• [Available data]
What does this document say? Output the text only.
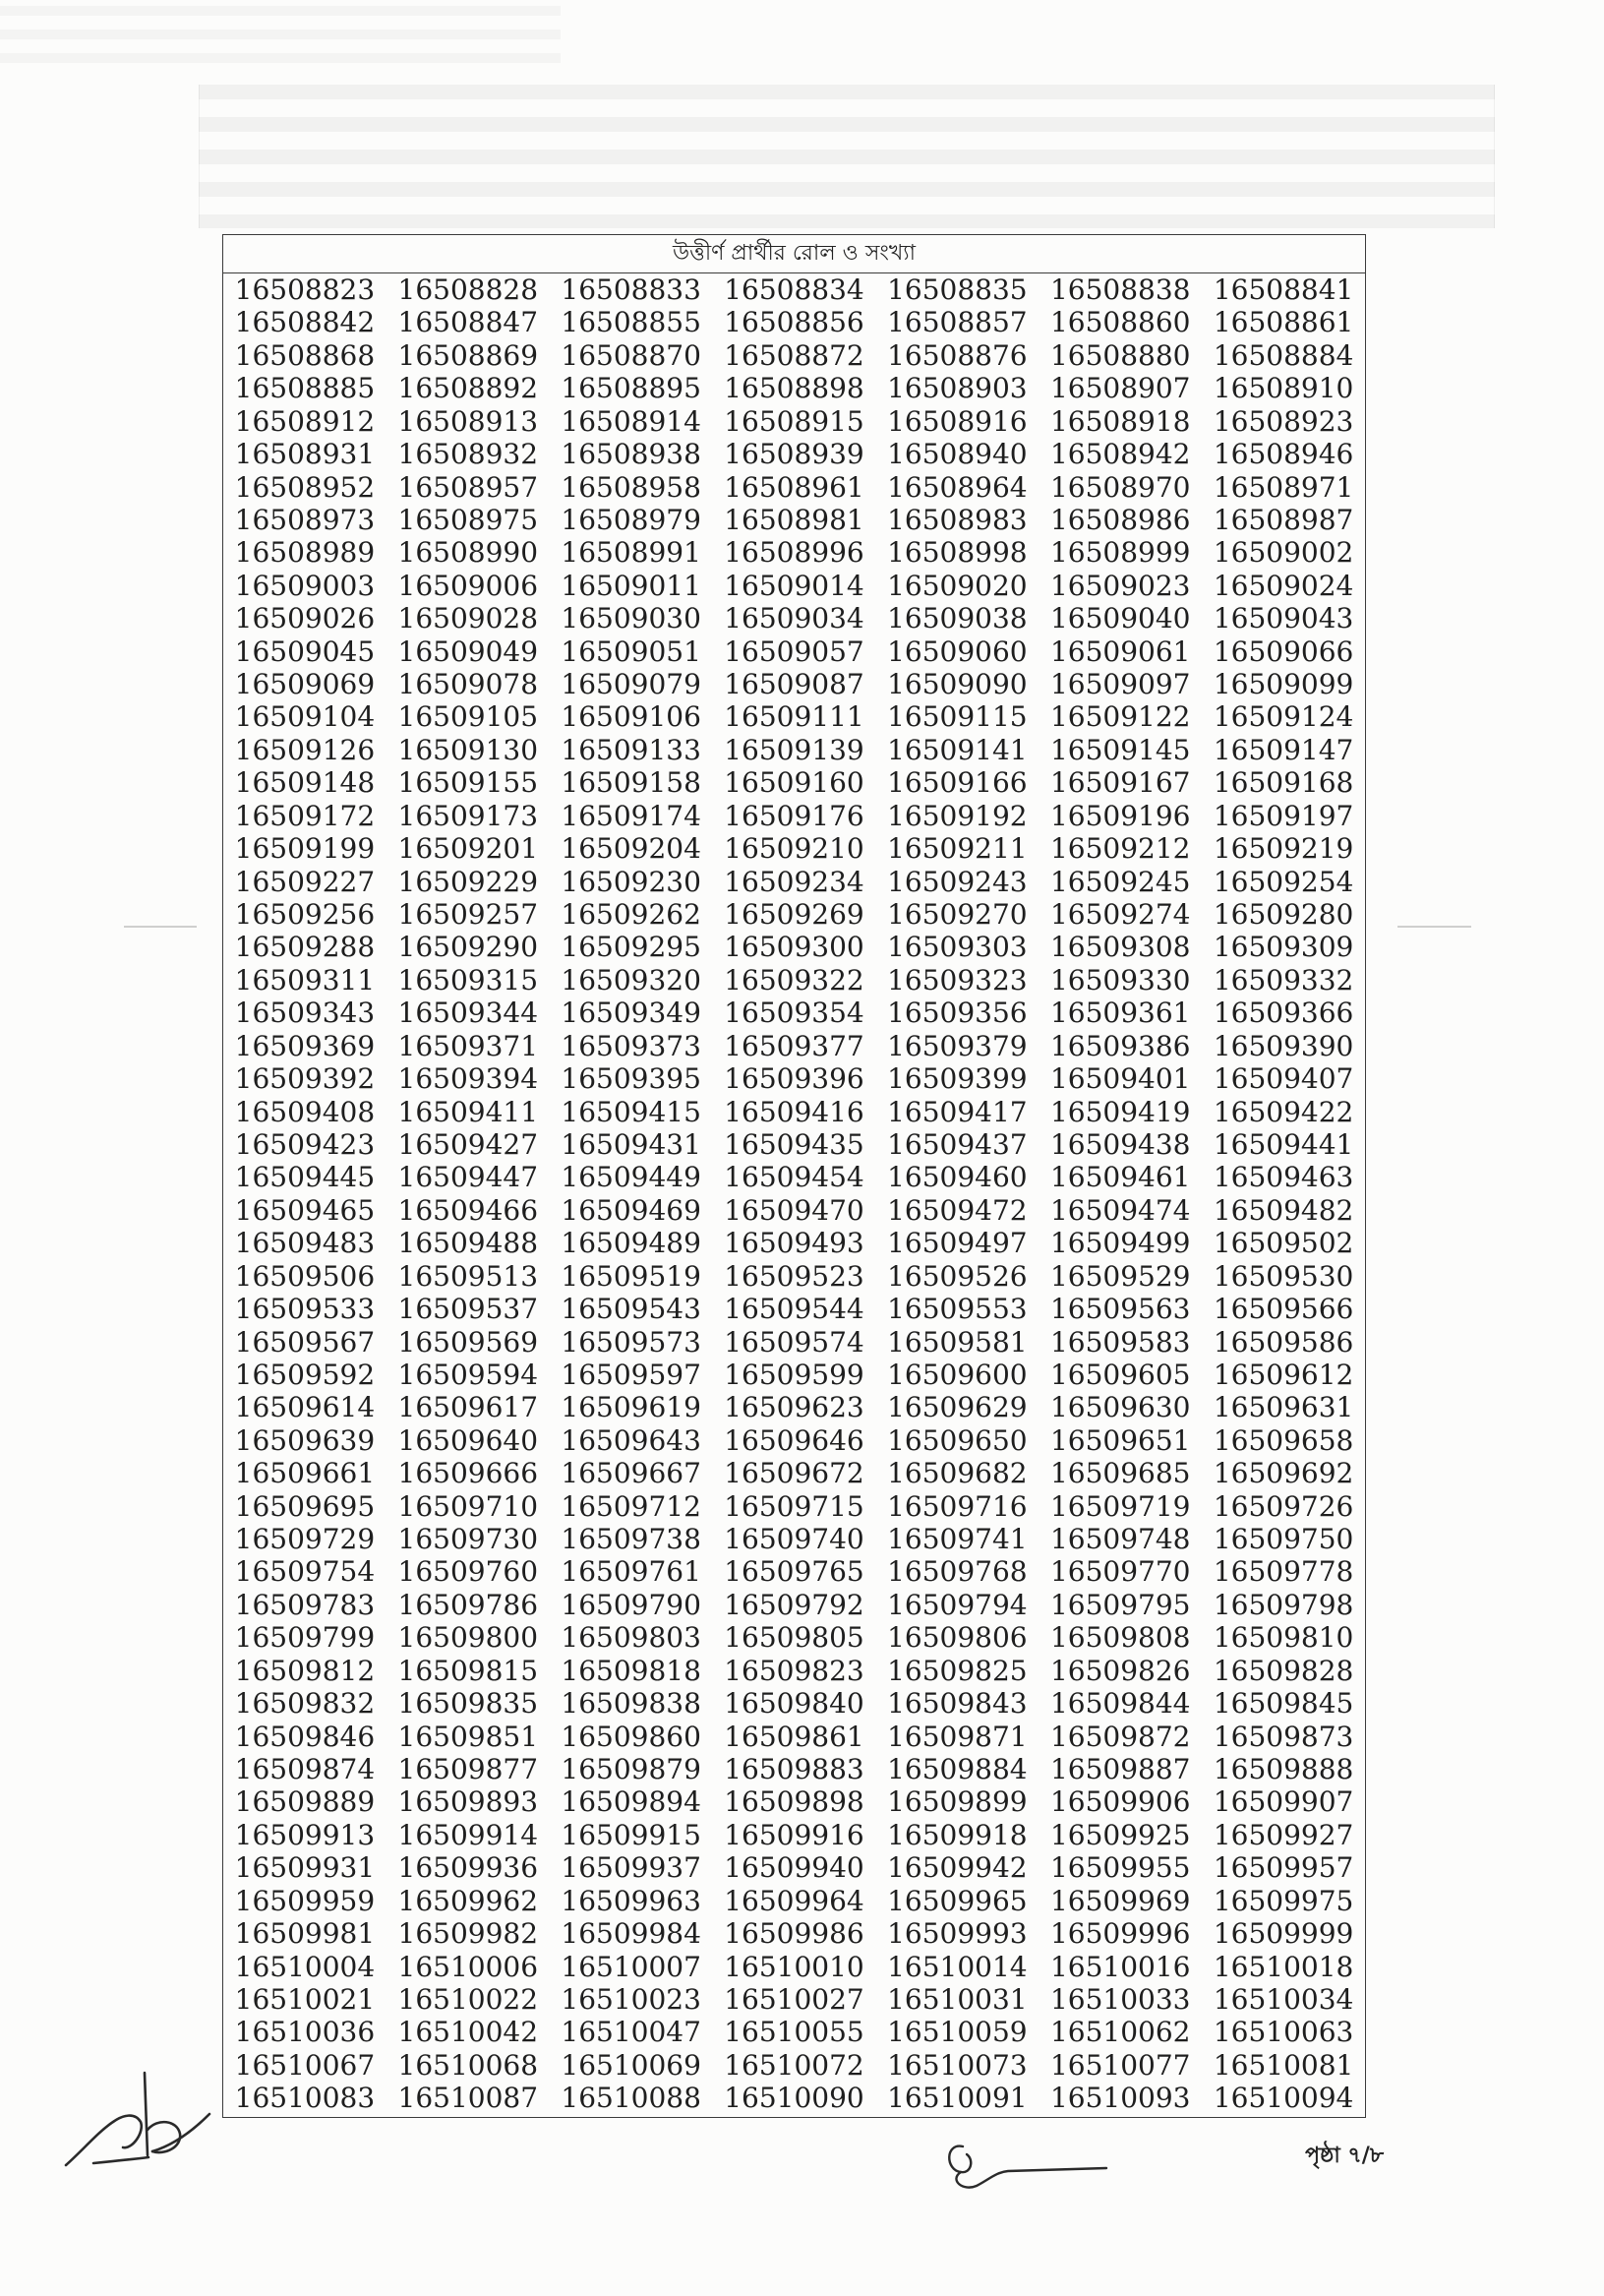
উত্তীর্ণ প্রার্থীর রোল ও সংখ্যা
16508823 16508828 16508833 16508834 16508835 16508838 16508841
16508842 16508847 16508855 16508856 16508857 16508860 16508861
16508868 16508869 16508870 16508872 16508876 16508880 16508884
16508885 16508892 16508895 16508898 16508903 16508907 16508910
16508912 16508913 16508914 16508915 16508916 16508918 16508923
16508931 16508932 16508938 16508939 16508940 16508942 16508946
16508952 16508957 16508958 16508961 16508964 16508970 16508971
16508973 16508975 16508979 16508981 16508983 16508986 16508987
16508989 16508990 16508991 16508996 16508998 16508999 16509002
16509003 16509006 16509011 16509014 16509020 16509023 16509024
16509026 16509028 16509030 16509034 16509038 16509040 16509043
16509045 16509049 16509051 16509057 16509060 16509061 16509066
16509069 16509078 16509079 16509087 16509090 16509097 16509099
16509104 16509105 16509106 16509111 16509115 16509122 16509124
16509126 16509130 16509133 16509139 16509141 16509145 16509147
16509148 16509155 16509158 16509160 16509166 16509167 16509168
16509172 16509173 16509174 16509176 16509192 16509196 16509197
16509199 16509201 16509204 16509210 16509211 16509212 16509219
16509227 16509229 16509230 16509234 16509243 16509245 16509254
16509256 16509257 16509262 16509269 16509270 16509274 16509280
16509288 16509290 16509295 16509300 16509303 16509308 16509309
16509311 16509315 16509320 16509322 16509323 16509330 16509332
16509343 16509344 16509349 16509354 16509356 16509361 16509366
16509369 16509371 16509373 16509377 16509379 16509386 16509390
16509392 16509394 16509395 16509396 16509399 16509401 16509407
16509408 16509411 16509415 16509416 16509417 16509419 16509422
16509423 16509427 16509431 16509435 16509437 16509438 16509441
16509445 16509447 16509449 16509454 16509460 16509461 16509463
16509465 16509466 16509469 16509470 16509472 16509474 16509482
16509483 16509488 16509489 16509493 16509497 16509499 16509502
16509506 16509513 16509519 16509523 16509526 16509529 16509530
16509533 16509537 16509543 16509544 16509553 16509563 16509566
16509567 16509569 16509573 16509574 16509581 16509583 16509586
16509592 16509594 16509597 16509599 16509600 16509605 16509612
16509614 16509617 16509619 16509623 16509629 16509630 16509631
16509639 16509640 16509643 16509646 16509650 16509651 16509658
16509661 16509666 16509667 16509672 16509682 16509685 16509692
16509695 16509710 16509712 16509715 16509716 16509719 16509726
16509729 16509730 16509738 16509740 16509741 16509748 16509750
16509754 16509760 16509761 16509765 16509768 16509770 16509778
16509783 16509786 16509790 16509792 16509794 16509795 16509798
16509799 16509800 16509803 16509805 16509806 16509808 16509810
16509812 16509815 16509818 16509823 16509825 16509826 16509828
16509832 16509835 16509838 16509840 16509843 16509844 16509845
16509846 16509851 16509860 16509861 16509871 16509872 16509873
16509874 16509877 16509879 16509883 16509884 16509887 16509888
16509889 16509893 16509894 16509898 16509899 16509906 16509907
16509913 16509914 16509915 16509916 16509918 16509925 16509927
16509931 16509936 16509937 16509940 16509942 16509955 16509957
16509959 16509962 16509963 16509964 16509965 16509969 16509975
16509981 16509982 16509984 16509986 16509993 16509996 16509999
16510004 16510006 16510007 16510010 16510014 16510016 16510018
16510021 16510022 16510023 16510027 16510031 16510033 16510034
16510036 16510042 16510047 16510055 16510059 16510062 16510063
16510067 16510068 16510069 16510072 16510073 16510077 16510081
16510083 16510087 16510088 16510090 16510091 16510093 16510094
পৃষ্ঠা ৭/৮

• [To be done] Exclude all images and restate the records above word for word.

• [In response]
What does this document say? Output the text only.
উত্তীর্ণ প্রার্থীর রোল ও সংখ্যা
16508823 16508828 16508833 16508834 16508835 16508838 16508841
16508842 16508847 16508855 16508856 16508857 16508860 16508861
16508868 16508869 16508870 16508872 16508876 16508880 16508884
16508885 16508892 16508895 16508898 16508903 16508907 16508910
16508912 16508913 16508914 16508915 16508916 16508918 16508923
16508931 16508932 16508938 16508939 16508940 16508942 16508946
16508952 16508957 16508958 16508961 16508964 16508970 16508971
16508973 16508975 16508979 16508981 16508983 16508986 16508987
16508989 16508990 16508991 16508996 16508998 16508999 16509002
16509003 16509006 16509011 16509014 16509020 16509023 16509024
16509026 16509028 16509030 16509034 16509038 16509040 16509043
16509045 16509049 16509051 16509057 16509060 16509061 16509066
16509069 16509078 16509079 16509087 16509090 16509097 16509099
16509104 16509105 16509106 16509111 16509115 16509122 16509124
16509126 16509130 16509133 16509139 16509141 16509145 16509147
16509148 16509155 16509158 16509160 16509166 16509167 16509168
16509172 16509173 16509174 16509176 16509192 16509196 16509197
16509199 16509201 16509204 16509210 16509211 16509212 16509219
16509227 16509229 16509230 16509234 16509243 16509245 16509254
16509256 16509257 16509262 16509269 16509270 16509274 16509280
16509288 16509290 16509295 16509300 16509303 16509308 16509309
16509311 16509315 16509320 16509322 16509323 16509330 16509332
16509343 16509344 16509349 16509354 16509356 16509361 16509366
16509369 16509371 16509373 16509377 16509379 16509386 16509390
16509392 16509394 16509395 16509396 16509399 16509401 16509407
16509408 16509411 16509415 16509416 16509417 16509419 16509422
16509423 16509427 16509431 16509435 16509437 16509438 16509441
16509445 16509447 16509449 16509454 16509460 16509461 16509463
16509465 16509466 16509469 16509470 16509472 16509474 16509482
16509483 16509488 16509489 16509493 16509497 16509499 16509502
16509506 16509513 16509519 16509523 16509526 16509529 16509530
16509533 16509537 16509543 16509544 16509553 16509563 16509566
16509567 16509569 16509573 16509574 16509581 16509583 16509586
16509592 16509594 16509597 16509599 16509600 16509605 16509612
16509614 16509617 16509619 16509623 16509629 16509630 16509631
16509639 16509640 16509643 16509646 16509650 16509651 16509658
16509661 16509666 16509667 16509672 16509682 16509685 16509692
16509695 16509710 16509712 16509715 16509716 16509719 16509726
16509729 16509730 16509738 16509740 16509741 16509748 16509750
16509754 16509760 16509761 16509765 16509768 16509770 16509778
16509783 16509786 16509790 16509792 16509794 16509795 16509798
16509799 16509800 16509803 16509805 16509806 16509808 16509810
16509812 16509815 16509818 16509823 16509825 16509826 16509828
16509832 16509835 16509838 16509840 16509843 16509844 16509845
16509846 16509851 16509860 16509861 16509871 16509872 16509873
16509874 16509877 16509879 16509883 16509884 16509887 16509888
16509889 16509893 16509894 16509898 16509899 16509906 16509907
16509913 16509914 16509915 16509916 16509918 16509925 16509927
16509931 16509936 16509937 16509940 16509942 16509955 16509957
16509959 16509962 16509963 16509964 16509965 16509969 16509975
16509981 16509982 16509984 16509986 16509993 16509996 16509999
16510004 16510006 16510007 16510010 16510014 16510016 16510018
16510021 16510022 16510023 16510027 16510031 16510033 16510034
16510036 16510042 16510047 16510055 16510059 16510062 16510063
16510067 16510068 16510069 16510072 16510073 16510077 16510081
16510083 16510087 16510088 16510090 16510091 16510093 16510094
পৃষ্ঠা ৭/৮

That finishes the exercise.